* **KUTIPAN UNTUK DIBACA**:
▼

Oleh : Faizal Assegaf (kritikus)
Ahok sangat agresif melicinkan agenda licik Mulyono, Mega dan PDIP di Pilgub Jakarta. Sementra Habib Rizieq (HRS) dan Prabowo aktif mengamati. Konsolidasi di panggung belakang terus bergulir menyatukan umat.
Kelompok FPI, 212 dan HRS punya garis tegas. Merasakan pahitnya menjadi korban paling tragis atas konspirasi rezim Jokowi dan PDIP. Sudah tentu tidak akan memberi ruang kompromi untuk bersekutu.
Terlebih ketika Ahok dan pendukungnya sangat berperan besar di lingkar Megawati, makin meyakinkan HRS dan FPI bersikap waspada. Ahok dinilai menjadi bagian operator misi politik Megawati dan Jokowi di Pilgub Jakarta.
Tak heran, Ahok tampil mengirim pesan ke ruang publik mengantarkan Pramono Anung saat mendaftar ke KPUD. Momen itu dipamerkan oleh PDIP untuk menegaskan Ahok, Megawati dan Jokowi sangat solid.

▲

* **YANG HARUS DIKERJAKAN**: Berikan salinan persis bagian dari kutipan tentang Ahok di Pilgub Jakarta, yakni semuanya mulai dari "Tak heran, Ahok" ke bawah sampai "Jokowi sangat solid.". Gunakan hanya kutipan di atas sebagai sumber.

* **DAFTAR**:
▼

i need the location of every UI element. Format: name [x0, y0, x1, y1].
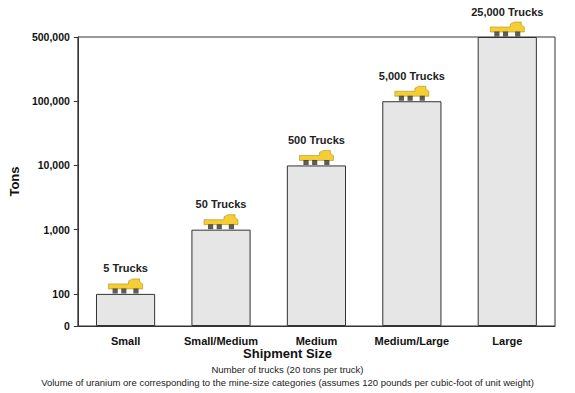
- svg-text:Small/Medium: Small/Medium: [184, 335, 258, 347]
- svg-text:Volume of uranium ore correspo: Volume of uranium ore corresponding to t…: [41, 377, 534, 388]
- svg-text:0: 0: [64, 320, 70, 332]
- svg-text:Tons: Tons: [7, 166, 22, 196]
- svg-text:100,000: 100,000: [32, 95, 70, 107]
- svg-text:Number of trucks (20 tons per: Number of trucks (20 tons per truck): [211, 364, 363, 375]
- svg-text:5 Trucks: 5 Trucks: [103, 262, 148, 274]
- svg-text:Medium/Large: Medium/Large: [375, 335, 450, 347]
- svg-text:5,000 Trucks: 5,000 Trucks: [379, 70, 445, 82]
- svg-text:1,000: 1,000: [44, 224, 70, 236]
- svg-text:100: 100: [52, 288, 70, 300]
- svg-text:50 Trucks: 50 Trucks: [196, 198, 247, 210]
- svg-text:Large: Large: [492, 335, 522, 347]
- svg-text:Shipment Size: Shipment Size: [243, 346, 332, 361]
- svg-text:500 Trucks: 500 Trucks: [288, 134, 345, 146]
- svg-text:500,000: 500,000: [32, 31, 70, 43]
- svg-text:25,000 Trucks: 25,000 Trucks: [471, 6, 543, 18]
- svg-text:Small: Small: [111, 335, 140, 347]
- svg-text:10,000: 10,000: [38, 159, 70, 171]
- svg-text:Medium: Medium: [296, 335, 338, 347]
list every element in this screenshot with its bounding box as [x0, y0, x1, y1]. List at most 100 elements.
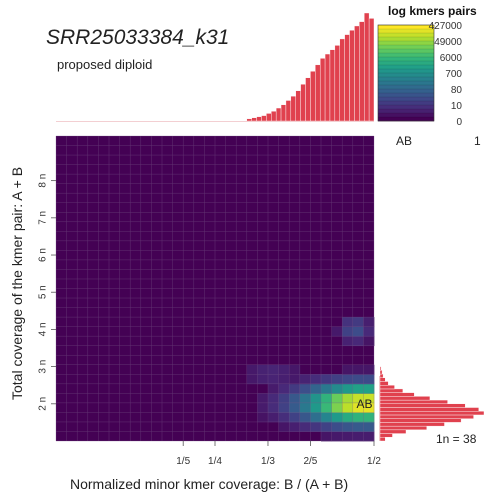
- heatmap-cell: [342, 326, 354, 337]
- top-histogram-bar: [359, 21, 365, 122]
- right-histogram-bar: [379, 407, 480, 412]
- legend-label: 80: [451, 85, 463, 96]
- legend-color-step: [378, 117, 434, 122]
- legend-color-step: [378, 73, 434, 78]
- legend-color-step: [378, 61, 434, 66]
- top-histogram-bar: [285, 100, 292, 122]
- legend-color-step: [378, 93, 434, 98]
- legend-title: log kmers pairs: [388, 4, 477, 18]
- heatmap-cell: [331, 431, 343, 442]
- legend-colorbar-frame: [377, 24, 435, 122]
- right-histogram-bar: [379, 429, 407, 434]
- smudge-label: AB: [356, 397, 372, 411]
- legend-color-step: [378, 53, 434, 58]
- top-histogram-bar: [295, 90, 301, 122]
- heatmap-cell: [352, 317, 364, 328]
- heatmap-cell: [342, 317, 354, 328]
- heatmap-cell: [310, 412, 322, 423]
- legend-color-step: [378, 69, 434, 74]
- heatmap-cells: [246, 317, 375, 442]
- right-histogram: [379, 366, 485, 442]
- legend-label: 0: [456, 117, 462, 128]
- heatmap-cell: [342, 412, 354, 423]
- heatmap-cell: [299, 374, 311, 385]
- smudge-summary-fraction: 1: [474, 134, 481, 148]
- legend-label: 6000: [440, 53, 463, 64]
- heatmap-cell: [257, 364, 269, 375]
- heatmap-cell: [246, 374, 258, 385]
- x-axis-label: Normalized minor kmer coverage: B / (A +…: [70, 476, 349, 492]
- top-histogram-bar: [251, 117, 257, 122]
- top-histogram-bar: [275, 107, 282, 122]
- top-histogram: [246, 12, 375, 122]
- heatmap-cell: [342, 383, 354, 394]
- heatmap-cell: [352, 326, 364, 337]
- top-histogram-bar: [271, 111, 277, 122]
- heatmap-cell: [363, 364, 375, 375]
- heatmap-cell: [246, 364, 258, 375]
- heatmap-cell: [342, 336, 354, 347]
- heatmap-grid: [55, 135, 375, 442]
- heatmap-cell: [278, 402, 290, 413]
- heatmap-cell: [299, 421, 311, 432]
- x-tick-label: 1/3: [261, 456, 275, 467]
- heatmap-cell: [268, 383, 279, 394]
- heatmap-cell: [299, 383, 311, 394]
- heatmap-cell: [321, 412, 332, 423]
- right-histogram-bar: [379, 414, 474, 419]
- legend-color-step: [378, 105, 434, 110]
- heatmap-cell: [289, 421, 301, 432]
- heatmap-cell: [310, 393, 322, 404]
- heatmap-cell: [321, 431, 332, 442]
- top-histogram-bar: [290, 95, 296, 122]
- top-histogram-bar: [364, 12, 370, 122]
- legend-color-step: [378, 37, 434, 42]
- top-histogram-bar: [354, 25, 360, 122]
- heatmap-cell: [363, 393, 375, 404]
- legend-label: 427000: [429, 21, 463, 32]
- heatmap-cell: [331, 402, 343, 413]
- y-tick-label: 6 n: [38, 248, 49, 262]
- heatmap-cell: [321, 421, 332, 432]
- legend-color-step: [378, 113, 434, 118]
- top-histogram-bar: [368, 18, 375, 122]
- heatmap-cell: [342, 374, 354, 385]
- right-histogram-bar: [379, 370, 383, 375]
- smudge-summary-label: AB: [396, 134, 413, 148]
- legend-label: 49000: [434, 37, 462, 48]
- heatmap-cell: [363, 326, 375, 337]
- heatmap-cell: [363, 374, 375, 385]
- legend-color-step: [378, 45, 434, 50]
- y-tick-label: 2 n: [38, 397, 49, 411]
- heatmap-cell: [268, 393, 279, 404]
- top-histogram-bar: [261, 115, 267, 122]
- heatmap-cell: [352, 431, 364, 442]
- legend-color-step: [378, 25, 434, 30]
- heatmap-cell: [363, 421, 375, 432]
- heatmap-cell: [363, 402, 375, 413]
- right-histogram-bar: [379, 388, 404, 393]
- heatmap-cell: [299, 402, 311, 413]
- legend-label: 10: [451, 101, 463, 112]
- right-histogram-bar: [379, 373, 384, 378]
- right-histogram-bar: [379, 381, 389, 386]
- right-histogram-bar: [379, 392, 415, 397]
- legend-color-step: [378, 29, 434, 34]
- heatmap-cell: [342, 364, 354, 375]
- right-histogram-bar: [379, 366, 382, 371]
- heatmap-cell: [352, 374, 364, 385]
- heatmap-cell: [268, 402, 279, 413]
- heatmap-cell: [331, 383, 343, 394]
- legend-color-step: [378, 41, 434, 46]
- x-tick-label: 1/4: [208, 456, 222, 467]
- heatmap-cell: [363, 383, 375, 394]
- heatmap-cell: [310, 383, 322, 394]
- heatmap-cell: [278, 393, 290, 404]
- right-histogram-bar: [379, 411, 485, 416]
- heatmap-cell: [363, 317, 375, 328]
- y-tick-label: 4 n: [38, 322, 49, 336]
- right-histogram-bar: [379, 403, 466, 408]
- top-histogram-bar: [329, 49, 336, 122]
- top-histogram-bar: [300, 84, 306, 122]
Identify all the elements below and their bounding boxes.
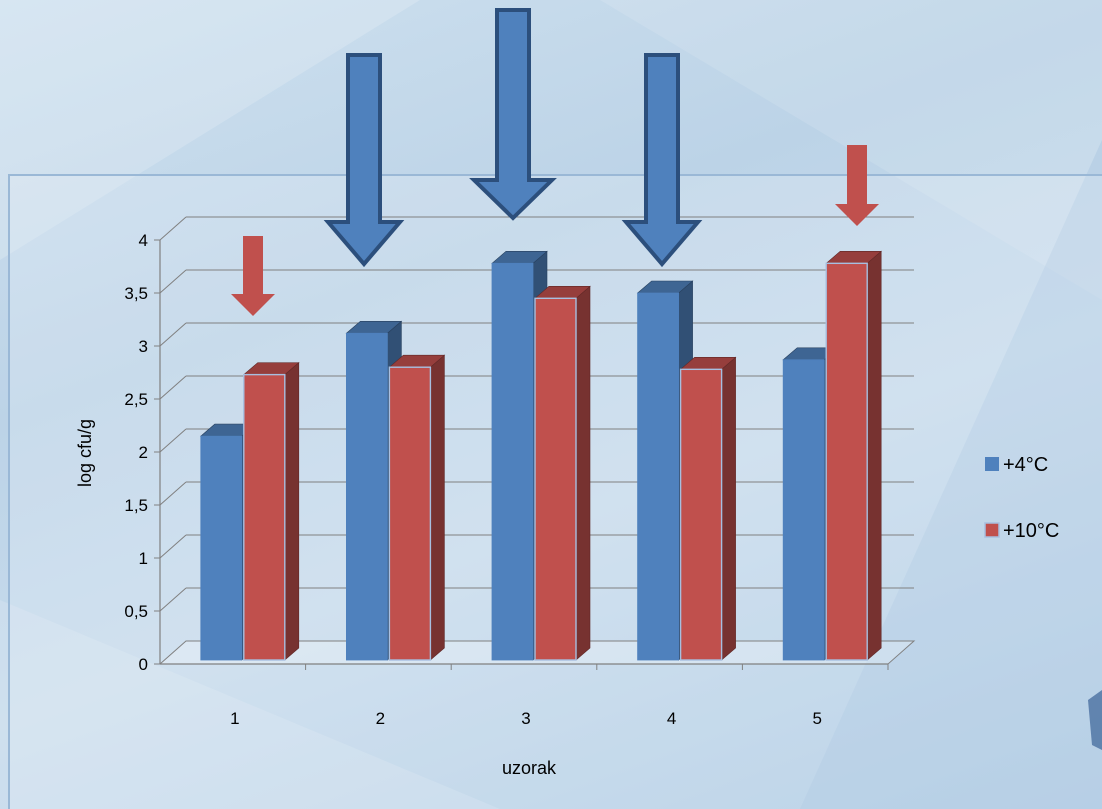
annotation-arrows [231, 8, 879, 316]
axis-labels: 0 0,5 1 1,5 2 2,5 3 3,5 4 1 2 3 4 5 [124, 231, 822, 728]
x-axis-title: uzorak [502, 758, 557, 778]
bar-series2-cat2 [388, 354, 446, 661]
y-tick-label: 3 [139, 337, 148, 356]
axes [154, 239, 889, 670]
y-tick-label: 4 [139, 231, 148, 250]
grid-line-depth [159, 481, 187, 506]
grid-line-depth [159, 322, 187, 347]
grid-line-depth [159, 216, 187, 241]
down-arrow-icon [835, 145, 879, 226]
legend-label: +10°C [1003, 520, 1059, 542]
bar-side [575, 285, 591, 661]
y-tick-label: 0 [139, 655, 148, 674]
x-tick-label: 3 [521, 709, 530, 728]
bar-side [721, 356, 736, 661]
y-axis-title: log cfu/g [75, 419, 95, 487]
y-tick-label: 1,5 [124, 496, 148, 515]
bar-front [782, 359, 825, 661]
grid-line-depth [159, 534, 187, 559]
y-tick-label: 0,5 [124, 602, 148, 621]
down-arrow-icon [621, 53, 703, 268]
legend: +4°C +10°C [984, 454, 1059, 542]
bar-side [430, 354, 445, 661]
bar-series2-cat1 [242, 361, 300, 661]
bar-front [825, 262, 868, 661]
grid-line-depth [159, 428, 187, 453]
bar-side [284, 361, 300, 661]
bar-front [200, 435, 243, 661]
x-tick-label: 4 [667, 709, 676, 728]
x-tick-label: 2 [376, 709, 385, 728]
bar-series2-cat5 [825, 250, 883, 661]
x-tick-label: 5 [812, 709, 821, 728]
legend-swatch [985, 457, 999, 471]
bar-front [491, 262, 534, 661]
grid-line-depth [159, 269, 187, 294]
down-arrow-icon [231, 236, 275, 316]
y-tick-label: 2 [139, 443, 148, 462]
down-arrow-icon [469, 8, 557, 221]
bar-front [345, 332, 388, 661]
y-tick-label: 3,5 [124, 284, 148, 303]
y-tick-label: 1 [139, 549, 148, 568]
down-arrow-icon [323, 53, 405, 268]
bars [199, 250, 883, 661]
bar-front [637, 292, 679, 661]
y-tick-label: 2,5 [124, 390, 148, 409]
bar-front [679, 368, 723, 661]
bar-series2-cat4 [679, 356, 737, 661]
grid-line-depth [159, 375, 187, 400]
legend-label: +4°C [1003, 454, 1048, 476]
x-tick-label: 1 [230, 709, 239, 728]
grid-line-depth [159, 587, 187, 612]
bar-front [243, 373, 286, 661]
bar-side [866, 250, 882, 661]
bar-front [534, 297, 577, 661]
bar-front [388, 366, 432, 661]
bar-series2-cat3 [534, 285, 591, 661]
legend-swatch [984, 522, 1000, 538]
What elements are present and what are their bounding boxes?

▲

* **JAWABAN TUGAS**:
Tak heran, Ahok tampil mengirim pesan ke ruang publik mengantarkan Pramono Anung saat mendaftar ke KPUD. Momen itu dipamerkan oleh PDIP untuk menegaskan Ahok, Megawati dan Jokowi sangat solid.